**GIVEN INSTRUCTION:**
Copy all of the records below verbatim.

**RECORDS FOR PROCESSING:**
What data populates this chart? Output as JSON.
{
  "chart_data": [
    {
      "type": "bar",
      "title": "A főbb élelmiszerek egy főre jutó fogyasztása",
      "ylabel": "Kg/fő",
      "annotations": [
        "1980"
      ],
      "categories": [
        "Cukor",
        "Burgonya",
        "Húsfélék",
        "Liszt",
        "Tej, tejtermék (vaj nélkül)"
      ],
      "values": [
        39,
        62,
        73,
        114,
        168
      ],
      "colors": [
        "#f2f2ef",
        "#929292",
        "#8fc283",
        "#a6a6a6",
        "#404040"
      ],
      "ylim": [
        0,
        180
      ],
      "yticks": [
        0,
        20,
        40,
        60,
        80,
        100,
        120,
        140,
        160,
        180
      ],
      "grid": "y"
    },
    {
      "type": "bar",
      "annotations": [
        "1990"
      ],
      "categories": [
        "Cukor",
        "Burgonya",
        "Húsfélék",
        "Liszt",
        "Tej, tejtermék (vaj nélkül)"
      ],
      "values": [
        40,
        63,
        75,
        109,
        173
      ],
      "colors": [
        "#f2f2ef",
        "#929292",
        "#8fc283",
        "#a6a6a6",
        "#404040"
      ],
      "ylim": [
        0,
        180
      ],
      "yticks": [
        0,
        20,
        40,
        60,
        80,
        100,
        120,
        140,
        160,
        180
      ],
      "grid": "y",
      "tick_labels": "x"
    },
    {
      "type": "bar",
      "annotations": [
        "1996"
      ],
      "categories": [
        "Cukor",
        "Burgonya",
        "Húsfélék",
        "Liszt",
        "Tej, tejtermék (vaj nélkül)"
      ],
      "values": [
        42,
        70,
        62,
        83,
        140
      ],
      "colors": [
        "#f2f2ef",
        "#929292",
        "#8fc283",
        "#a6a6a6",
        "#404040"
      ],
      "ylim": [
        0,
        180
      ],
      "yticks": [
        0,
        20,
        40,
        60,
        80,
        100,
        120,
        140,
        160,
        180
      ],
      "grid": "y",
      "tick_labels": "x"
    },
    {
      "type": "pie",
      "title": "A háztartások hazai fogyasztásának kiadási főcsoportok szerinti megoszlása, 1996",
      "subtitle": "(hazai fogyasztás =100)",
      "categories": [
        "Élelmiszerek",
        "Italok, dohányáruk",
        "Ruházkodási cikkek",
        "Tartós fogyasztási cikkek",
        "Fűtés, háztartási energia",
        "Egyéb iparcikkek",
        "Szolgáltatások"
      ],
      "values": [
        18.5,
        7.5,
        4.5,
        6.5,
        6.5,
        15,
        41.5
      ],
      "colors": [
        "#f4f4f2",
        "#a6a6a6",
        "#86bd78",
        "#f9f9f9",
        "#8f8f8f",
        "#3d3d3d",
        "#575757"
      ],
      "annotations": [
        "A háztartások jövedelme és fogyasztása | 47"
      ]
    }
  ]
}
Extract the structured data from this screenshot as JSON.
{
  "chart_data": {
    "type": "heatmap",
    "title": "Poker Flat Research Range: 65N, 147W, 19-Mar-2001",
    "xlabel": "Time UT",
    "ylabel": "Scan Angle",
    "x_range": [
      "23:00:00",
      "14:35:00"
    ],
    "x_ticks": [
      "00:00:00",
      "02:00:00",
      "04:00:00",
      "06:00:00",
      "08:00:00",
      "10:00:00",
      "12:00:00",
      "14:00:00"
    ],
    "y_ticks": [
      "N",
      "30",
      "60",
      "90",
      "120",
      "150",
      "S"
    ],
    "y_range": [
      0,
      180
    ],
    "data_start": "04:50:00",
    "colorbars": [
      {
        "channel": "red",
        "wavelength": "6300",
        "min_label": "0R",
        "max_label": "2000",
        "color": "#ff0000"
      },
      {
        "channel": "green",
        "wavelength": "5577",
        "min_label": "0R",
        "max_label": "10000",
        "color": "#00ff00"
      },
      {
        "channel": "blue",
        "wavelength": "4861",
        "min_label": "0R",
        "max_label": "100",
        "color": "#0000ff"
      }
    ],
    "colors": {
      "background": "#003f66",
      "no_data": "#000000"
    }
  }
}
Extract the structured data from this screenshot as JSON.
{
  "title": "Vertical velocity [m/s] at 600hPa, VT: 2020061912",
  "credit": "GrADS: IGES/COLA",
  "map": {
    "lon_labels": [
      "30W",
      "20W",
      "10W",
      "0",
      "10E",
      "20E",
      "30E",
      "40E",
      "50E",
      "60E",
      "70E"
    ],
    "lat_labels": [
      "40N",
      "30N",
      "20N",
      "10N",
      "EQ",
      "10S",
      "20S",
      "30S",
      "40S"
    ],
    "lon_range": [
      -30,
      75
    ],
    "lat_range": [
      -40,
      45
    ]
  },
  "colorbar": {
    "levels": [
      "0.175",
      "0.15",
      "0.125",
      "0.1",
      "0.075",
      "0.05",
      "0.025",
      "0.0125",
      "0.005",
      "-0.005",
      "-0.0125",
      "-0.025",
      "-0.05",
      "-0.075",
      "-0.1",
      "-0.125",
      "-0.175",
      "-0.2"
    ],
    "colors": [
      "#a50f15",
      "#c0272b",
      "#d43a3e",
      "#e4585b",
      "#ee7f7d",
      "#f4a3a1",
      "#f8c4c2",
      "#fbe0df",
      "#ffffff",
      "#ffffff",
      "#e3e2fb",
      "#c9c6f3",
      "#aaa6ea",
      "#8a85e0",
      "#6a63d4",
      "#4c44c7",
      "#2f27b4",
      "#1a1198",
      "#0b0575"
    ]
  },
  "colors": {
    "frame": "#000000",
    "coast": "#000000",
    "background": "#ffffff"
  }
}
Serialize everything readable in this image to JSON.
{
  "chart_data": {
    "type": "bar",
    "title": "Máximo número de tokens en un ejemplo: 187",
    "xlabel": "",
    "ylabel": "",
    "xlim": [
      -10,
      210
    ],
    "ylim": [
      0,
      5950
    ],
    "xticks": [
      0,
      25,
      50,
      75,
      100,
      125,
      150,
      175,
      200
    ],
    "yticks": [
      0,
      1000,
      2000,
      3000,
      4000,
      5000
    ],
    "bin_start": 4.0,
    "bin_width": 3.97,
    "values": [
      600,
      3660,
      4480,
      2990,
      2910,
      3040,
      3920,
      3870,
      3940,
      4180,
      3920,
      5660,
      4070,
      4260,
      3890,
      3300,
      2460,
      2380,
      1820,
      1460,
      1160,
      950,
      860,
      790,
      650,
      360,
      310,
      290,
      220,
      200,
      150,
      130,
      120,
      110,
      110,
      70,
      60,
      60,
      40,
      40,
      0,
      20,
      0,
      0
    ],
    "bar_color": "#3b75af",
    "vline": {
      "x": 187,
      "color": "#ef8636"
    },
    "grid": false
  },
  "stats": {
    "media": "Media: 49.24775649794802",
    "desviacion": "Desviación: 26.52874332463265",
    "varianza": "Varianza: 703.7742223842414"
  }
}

**WRITTEN ANSWER:**
What data populates this chart? Output as JSON.
{
  "chart_data": [
    {
      "type": "bar",
      "title": "A főbb élelmiszerek egy főre jutó fogyasztása",
      "ylabel": "Kg/fő",
      "annotations": [
        "1980"
      ],
      "categories": [
        "Cukor",
        "Burgonya",
        "Húsfélék",
        "Liszt",
        "Tej, tejtermék (vaj nélkül)"
      ],
      "values": [
        39,
        62,
        73,
        114,
        168
      ],
      "colors": [
        "#f2f2ef",
        "#929292",
        "#8fc283",
        "#a6a6a6",
        "#404040"
      ],
      "ylim": [
        0,
        180
      ],
      "yticks": [
        0,
        20,
        40,
        60,
        80,
        100,
        120,
        140,
        160,
        180
      ],
      "grid": "y"
    },
    {
      "type": "bar",
      "annotations": [
        "1990"
      ],
      "categories": [
        "Cukor",
        "Burgonya",
        "Húsfélék",
        "Liszt",
        "Tej, tejtermék (vaj nélkül)"
      ],
      "values": [
        40,
        63,
        75,
        109,
        173
      ],
      "colors": [
        "#f2f2ef",
        "#929292",
        "#8fc283",
        "#a6a6a6",
        "#404040"
      ],
      "ylim": [
        0,
        180
      ],
      "yticks": [
        0,
        20,
        40,
        60,
        80,
        100,
        120,
        140,
        160,
        180
      ],
      "grid": "y",
      "tick_labels": "x"
    },
    {
      "type": "bar",
      "annotations": [
        "1996"
      ],
      "categories": [
        "Cukor",
        "Burgonya",
        "Húsfélék",
        "Liszt",
        "Tej, tejtermék (vaj nélkül)"
      ],
      "values": [
        42,
        70,
        62,
        83,
        140
      ],
      "colors": [
        "#f2f2ef",
        "#929292",
        "#8fc283",
        "#a6a6a6",
        "#404040"
      ],
      "ylim": [
        0,
        180
      ],
      "yticks": [
        0,
        20,
        40,
        60,
        80,
        100,
        120,
        140,
        160,
        180
      ],
      "grid": "y",
      "tick_labels": "x"
    },
    {
      "type": "pie",
      "title": "A háztartások hazai fogyasztásának kiadási főcsoportok szerinti megoszlása, 1996",
      "subtitle": "(hazai fogyasztás =100)",
      "categories": [
        "Élelmiszerek",
        "Italok, dohányáruk",
        "Ruházkodási cikkek",
        "Tartós fogyasztási cikkek",
        "Fűtés, háztartási energia",
        "Egyéb iparcikkek",
        "Szolgáltatások"
      ],
      "values": [
        18.5,
        7.5,
        4.5,
        6.5,
        6.5,
        15,
        41.5
      ],
      "colors": [
        "#f4f4f2",
        "#a6a6a6",
        "#86bd78",
        "#f9f9f9",
        "#8f8f8f",
        "#3d3d3d",
        "#575757"
      ],
      "annotations": [
        "A háztartások jövedelme és fogyasztása | 47"
      ]
    }
  ]
}
Extract the structured data from this screenshot as JSON.
{
  "chart_data": {
    "type": "heatmap",
    "title": "Poker Flat Research Range: 65N, 147W, 19-Mar-2001",
    "xlabel": "Time UT",
    "ylabel": "Scan Angle",
    "x_range": [
      "23:00:00",
      "14:35:00"
    ],
    "x_ticks": [
      "00:00:00",
      "02:00:00",
      "04:00:00",
      "06:00:00",
      "08:00:00",
      "10:00:00",
      "12:00:00",
      "14:00:00"
    ],
    "y_ticks": [
      "N",
      "30",
      "60",
      "90",
      "120",
      "150",
      "S"
    ],
    "y_range": [
      0,
      180
    ],
    "data_start": "04:50:00",
    "colorbars": [
      {
        "channel": "red",
        "wavelength": "6300",
        "min_label": "0R",
        "max_label": "2000",
        "color": "#ff0000"
      },
      {
        "channel": "green",
        "wavelength": "5577",
        "min_label": "0R",
        "max_label": "10000",
        "color": "#00ff00"
      },
      {
        "channel": "blue",
        "wavelength": "4861",
        "min_label": "0R",
        "max_label": "100",
        "color": "#0000ff"
      }
    ],
    "colors": {
      "background": "#003f66",
      "no_data": "#000000"
    }
  }
}
Extract the structured data from this screenshot as JSON.
{
  "title": "Vertical velocity [m/s] at 600hPa, VT: 2020061912",
  "credit": "GrADS: IGES/COLA",
  "map": {
    "lon_labels": [
      "30W",
      "20W",
      "10W",
      "0",
      "10E",
      "20E",
      "30E",
      "40E",
      "50E",
      "60E",
      "70E"
    ],
    "lat_labels": [
      "40N",
      "30N",
      "20N",
      "10N",
      "EQ",
      "10S",
      "20S",
      "30S",
      "40S"
    ],
    "lon_range": [
      -30,
      75
    ],
    "lat_range": [
      -40,
      45
    ]
  },
  "colorbar": {
    "levels": [
      "0.175",
      "0.15",
      "0.125",
      "0.1",
      "0.075",
      "0.05",
      "0.025",
      "0.0125",
      "0.005",
      "-0.005",
      "-0.0125",
      "-0.025",
      "-0.05",
      "-0.075",
      "-0.1",
      "-0.125",
      "-0.175",
      "-0.2"
    ],
    "colors": [
      "#a50f15",
      "#c0272b",
      "#d43a3e",
      "#e4585b",
      "#ee7f7d",
      "#f4a3a1",
      "#f8c4c2",
      "#fbe0df",
      "#ffffff",
      "#ffffff",
      "#e3e2fb",
      "#c9c6f3",
      "#aaa6ea",
      "#8a85e0",
      "#6a63d4",
      "#4c44c7",
      "#2f27b4",
      "#1a1198",
      "#0b0575"
    ]
  },
  "colors": {
    "frame": "#000000",
    "coast": "#000000",
    "background": "#ffffff"
  }
}
Serialize everything readable in this image to JSON.
{
  "chart_data": {
    "type": "bar",
    "title": "Máximo número de tokens en un ejemplo: 187",
    "xlabel": "",
    "ylabel": "",
    "xlim": [
      -10,
      210
    ],
    "ylim": [
      0,
      5950
    ],
    "xticks": [
      0,
      25,
      50,
      75,
      100,
      125,
      150,
      175,
      200
    ],
    "yticks": [
      0,
      1000,
      2000,
      3000,
      4000,
      5000
    ],
    "bin_start": 4.0,
    "bin_width": 3.97,
    "values": [
      600,
      3660,
      4480,
      2990,
      2910,
      3040,
      3920,
      3870,
      3940,
      4180,
      3920,
      5660,
      4070,
      4260,
      3890,
      3300,
      2460,
      2380,
      1820,
      1460,
      1160,
      950,
      860,
      790,
      650,
      360,
      310,
      290,
      220,
      200,
      150,
      130,
      120,
      110,
      110,
      70,
      60,
      60,
      40,
      40,
      0,
      20,
      0,
      0
    ],
    "bar_color": "#3b75af",
    "vline": {
      "x": 187,
      "color": "#ef8636"
    },
    "grid": false
  },
  "stats": {
    "media": "Media: 49.24775649794802",
    "desviacion": "Desviación: 26.52874332463265",
    "varianza": "Varianza: 703.7742223842414"
  }
}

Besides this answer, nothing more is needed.